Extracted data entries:
⟨

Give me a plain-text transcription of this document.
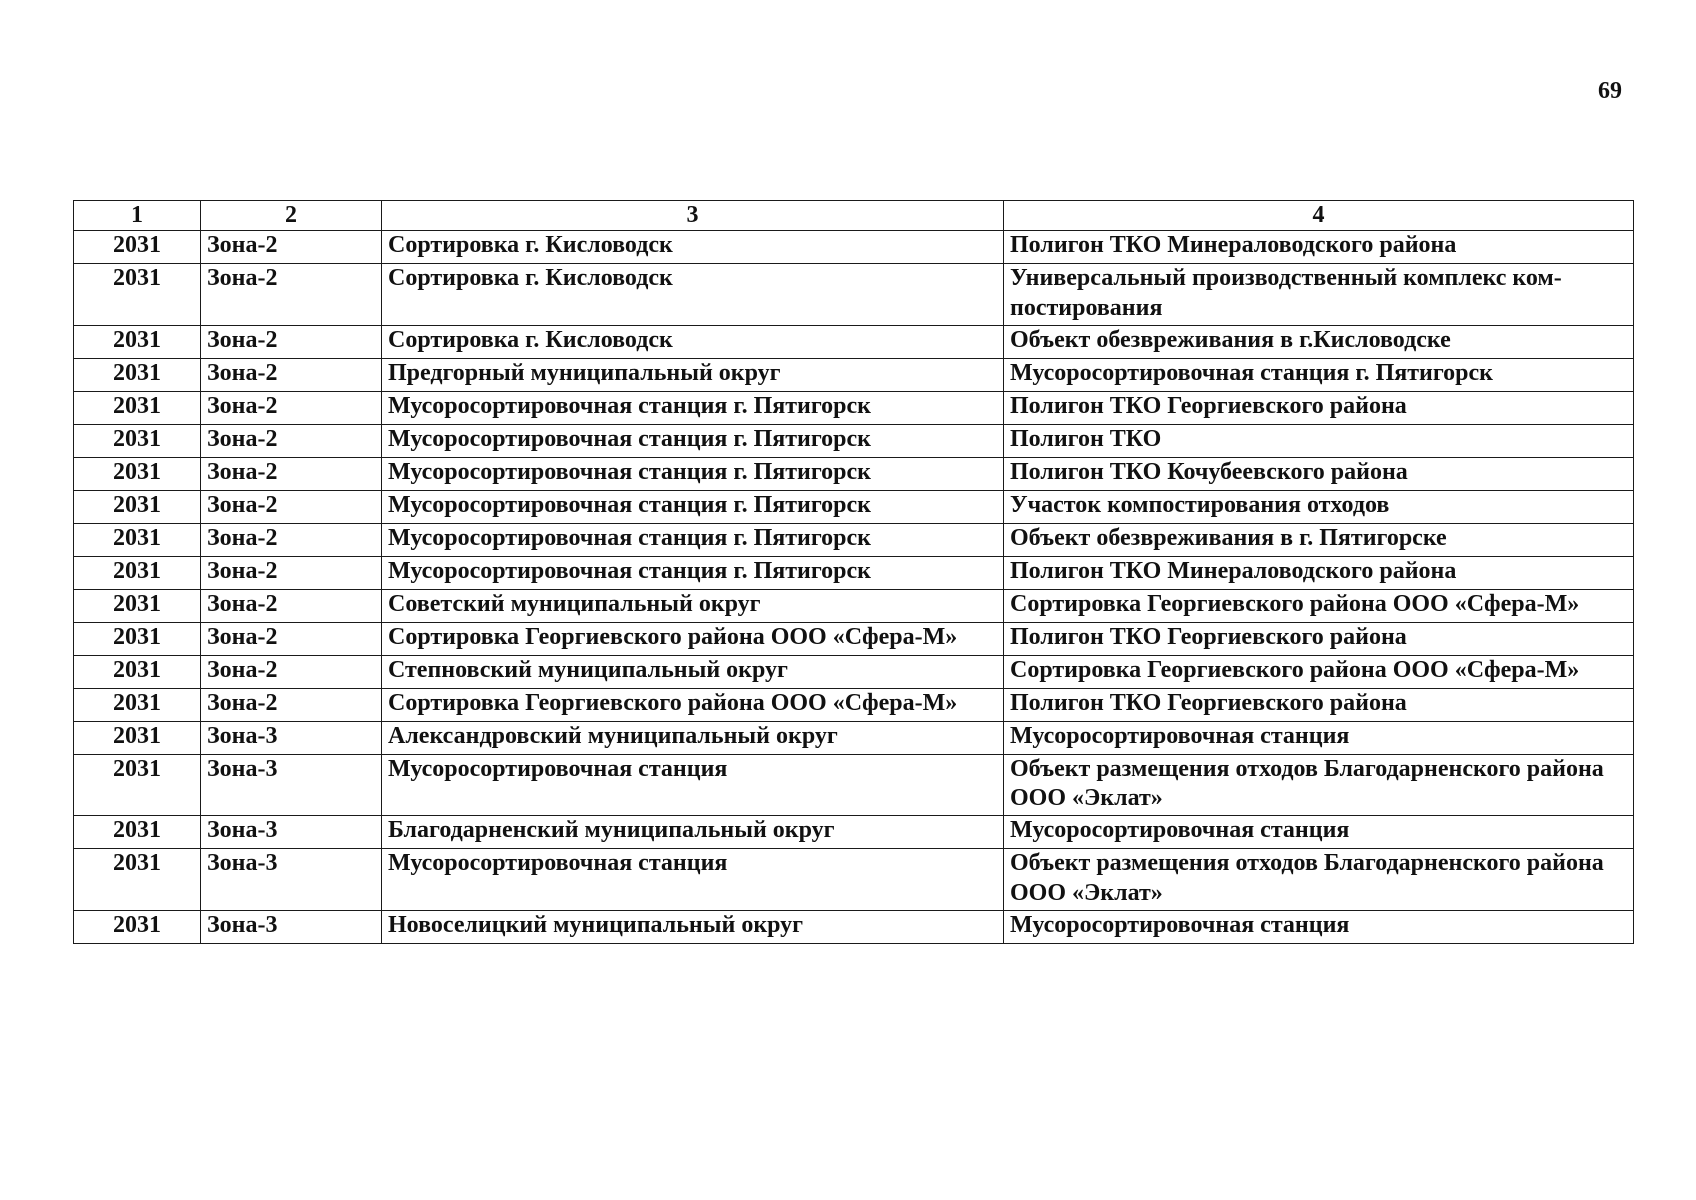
69
1	2	3	4
2031	Зона-2	Сортировка г. Кисловодск	Полигон ТКО Минераловодского района
2031	Зона-2	Сортировка г. Кисловодск	Универсальный производственный комплекс ком-постирования
2031	Зона-2	Сортировка г. Кисловодск	Объект обезвреживания в г.Кисловодске
2031	Зона-2	Предгорный муниципальный округ	Мусоросортировочная станция г. Пятигорск
2031	Зона-2	Мусоросортировочная станция г. Пятигорск	Полигон ТКО Георгиевского района
2031	Зона-2	Мусоросортировочная станция г. Пятигорск	Полигон ТКО
2031	Зона-2	Мусоросортировочная станция г. Пятигорск	Полигон ТКО Кочубеевского района
2031	Зона-2	Мусоросортировочная станция г. Пятигорск	Участок компостирования отходов
2031	Зона-2	Мусоросортировочная станция г. Пятигорск	Объект обезвреживания в г. Пятигорске
2031	Зона-2	Мусоросортировочная станция г. Пятигорск	Полигон ТКО Минераловодского района
2031	Зона-2	Советский муниципальный округ	Сортировка Георгиевского района ООО «Сфера-М»
2031	Зона-2	Сортировка Георгиевского района ООО «Сфера-М»	Полигон ТКО Георгиевского района
2031	Зона-2	Степновский муниципальный округ	Сортировка Георгиевского района ООО «Сфера-М»
2031	Зона-2	Сортировка Георгиевского района ООО «Сфера-М»	Полигон ТКО Георгиевского района
2031	Зона-3	Александровский муниципальный округ	Мусоросортировочная станция
2031	Зона-3	Мусоросортировочная станция	Объект размещения отходов Благодарненского района ООО «Эклат»
2031	Зона-3	Благодарненский муниципальный округ	Мусоросортировочная станция
2031	Зона-3	Мусоросортировочная станция	Объект размещения отходов Благодарненского района ООО «Эклат»
2031	Зона-3	Новоселицкий муниципальный округ	Мусоросортировочная станция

⟩

* Work to do
Gather each line holding the string "Кисловодск".

* The reply
2031	Зона-2	Сортировка г. Кисловодск	Полигон ТКО Минераловодского района
2031	Зона-2	Сортировка г. Кисловодск	Универсальный производственный комплекс ком-постирования
2031	Зона-2	Сортировка г. Кисловодск	Объект обезвреживания в г.Кисловодске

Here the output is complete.